### EXERCISE AIM:
Can you format the rows as a numbered list, starting at the first row and ending at the one that contains "293, 1188, 307]", with blank lines left out?

### THE RECORDS:
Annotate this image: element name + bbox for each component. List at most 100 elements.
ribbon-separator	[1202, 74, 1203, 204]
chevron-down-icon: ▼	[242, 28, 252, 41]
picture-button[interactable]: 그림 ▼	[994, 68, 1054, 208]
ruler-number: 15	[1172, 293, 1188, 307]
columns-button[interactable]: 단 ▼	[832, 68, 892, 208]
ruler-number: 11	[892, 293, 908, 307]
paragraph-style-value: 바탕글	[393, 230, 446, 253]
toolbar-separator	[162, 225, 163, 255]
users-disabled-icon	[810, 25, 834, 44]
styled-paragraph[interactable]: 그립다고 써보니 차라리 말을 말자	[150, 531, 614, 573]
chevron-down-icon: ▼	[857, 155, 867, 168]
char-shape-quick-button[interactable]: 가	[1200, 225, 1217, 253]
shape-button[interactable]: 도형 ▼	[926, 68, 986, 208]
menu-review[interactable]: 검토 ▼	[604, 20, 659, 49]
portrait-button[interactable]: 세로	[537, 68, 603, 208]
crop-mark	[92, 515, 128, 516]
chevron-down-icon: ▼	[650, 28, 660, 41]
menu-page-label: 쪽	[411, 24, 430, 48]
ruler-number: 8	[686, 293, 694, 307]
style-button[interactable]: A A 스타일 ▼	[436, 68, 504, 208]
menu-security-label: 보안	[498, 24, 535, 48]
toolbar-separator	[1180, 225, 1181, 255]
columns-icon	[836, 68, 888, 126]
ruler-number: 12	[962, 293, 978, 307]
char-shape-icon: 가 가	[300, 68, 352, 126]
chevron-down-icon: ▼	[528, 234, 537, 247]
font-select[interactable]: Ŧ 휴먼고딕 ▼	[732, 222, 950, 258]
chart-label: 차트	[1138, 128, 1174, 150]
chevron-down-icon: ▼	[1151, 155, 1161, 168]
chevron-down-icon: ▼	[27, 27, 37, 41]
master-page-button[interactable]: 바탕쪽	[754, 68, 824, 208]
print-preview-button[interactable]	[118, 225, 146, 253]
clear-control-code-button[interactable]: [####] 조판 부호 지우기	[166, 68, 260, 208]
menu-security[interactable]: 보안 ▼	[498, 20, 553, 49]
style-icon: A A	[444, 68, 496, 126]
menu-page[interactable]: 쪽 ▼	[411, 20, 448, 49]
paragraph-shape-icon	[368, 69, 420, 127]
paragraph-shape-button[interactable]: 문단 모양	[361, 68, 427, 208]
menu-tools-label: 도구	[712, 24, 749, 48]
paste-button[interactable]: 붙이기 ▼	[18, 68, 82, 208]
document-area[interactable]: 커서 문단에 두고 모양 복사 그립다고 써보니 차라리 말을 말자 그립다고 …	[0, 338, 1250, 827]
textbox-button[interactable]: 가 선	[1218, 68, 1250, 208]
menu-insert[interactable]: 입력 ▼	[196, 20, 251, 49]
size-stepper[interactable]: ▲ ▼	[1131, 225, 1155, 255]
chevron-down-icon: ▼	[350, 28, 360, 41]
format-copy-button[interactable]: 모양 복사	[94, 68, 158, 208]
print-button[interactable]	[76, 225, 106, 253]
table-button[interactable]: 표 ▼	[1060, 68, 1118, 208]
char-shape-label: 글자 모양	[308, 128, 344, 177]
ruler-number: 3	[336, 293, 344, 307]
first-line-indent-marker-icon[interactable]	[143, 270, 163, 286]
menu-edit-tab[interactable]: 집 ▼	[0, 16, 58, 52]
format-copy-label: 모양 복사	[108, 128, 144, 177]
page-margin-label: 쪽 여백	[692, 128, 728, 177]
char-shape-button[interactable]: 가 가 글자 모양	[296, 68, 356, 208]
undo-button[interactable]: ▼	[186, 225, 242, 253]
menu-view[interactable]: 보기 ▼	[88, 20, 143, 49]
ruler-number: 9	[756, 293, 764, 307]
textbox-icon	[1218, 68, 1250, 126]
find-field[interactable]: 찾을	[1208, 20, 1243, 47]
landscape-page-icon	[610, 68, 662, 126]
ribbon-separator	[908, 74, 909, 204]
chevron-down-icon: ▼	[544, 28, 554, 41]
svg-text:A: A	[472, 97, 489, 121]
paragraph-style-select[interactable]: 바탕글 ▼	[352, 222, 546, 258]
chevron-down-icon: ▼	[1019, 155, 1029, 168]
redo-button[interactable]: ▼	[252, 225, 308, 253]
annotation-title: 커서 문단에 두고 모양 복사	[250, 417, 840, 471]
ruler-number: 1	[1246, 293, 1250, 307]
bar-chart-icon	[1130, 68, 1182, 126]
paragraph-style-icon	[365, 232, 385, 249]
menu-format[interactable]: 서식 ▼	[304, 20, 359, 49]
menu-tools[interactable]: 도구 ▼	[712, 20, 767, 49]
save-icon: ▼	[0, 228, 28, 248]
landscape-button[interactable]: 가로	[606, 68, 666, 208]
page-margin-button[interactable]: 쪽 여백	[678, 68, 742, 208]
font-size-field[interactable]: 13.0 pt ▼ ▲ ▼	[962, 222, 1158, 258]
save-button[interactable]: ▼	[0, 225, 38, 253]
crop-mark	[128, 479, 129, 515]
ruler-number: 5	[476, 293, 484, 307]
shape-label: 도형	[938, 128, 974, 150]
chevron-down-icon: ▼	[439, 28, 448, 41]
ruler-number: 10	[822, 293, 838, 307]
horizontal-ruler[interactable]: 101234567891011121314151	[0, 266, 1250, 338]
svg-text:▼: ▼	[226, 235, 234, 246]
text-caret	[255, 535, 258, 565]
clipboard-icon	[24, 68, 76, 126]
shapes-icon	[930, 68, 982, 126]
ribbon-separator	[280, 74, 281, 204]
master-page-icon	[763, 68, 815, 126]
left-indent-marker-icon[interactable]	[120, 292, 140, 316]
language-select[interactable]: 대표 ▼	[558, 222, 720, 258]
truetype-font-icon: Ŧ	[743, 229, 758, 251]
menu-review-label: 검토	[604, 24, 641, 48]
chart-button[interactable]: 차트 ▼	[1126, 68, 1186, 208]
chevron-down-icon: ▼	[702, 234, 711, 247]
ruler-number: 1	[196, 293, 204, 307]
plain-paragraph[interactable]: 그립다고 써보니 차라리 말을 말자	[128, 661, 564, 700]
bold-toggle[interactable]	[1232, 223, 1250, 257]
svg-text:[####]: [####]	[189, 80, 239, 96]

### FULL RESPONSE:
1. Annotate this image: element name + bbox for each component. List at most 100 elements.
2. ribbon-separator	[1202, 74, 1203, 204]
3. chevron-down-icon: ▼	[242, 28, 252, 41]
4. picture-button[interactable]: 그림 ▼	[994, 68, 1054, 208]
5. ruler-number: 15	[1172, 293, 1188, 307]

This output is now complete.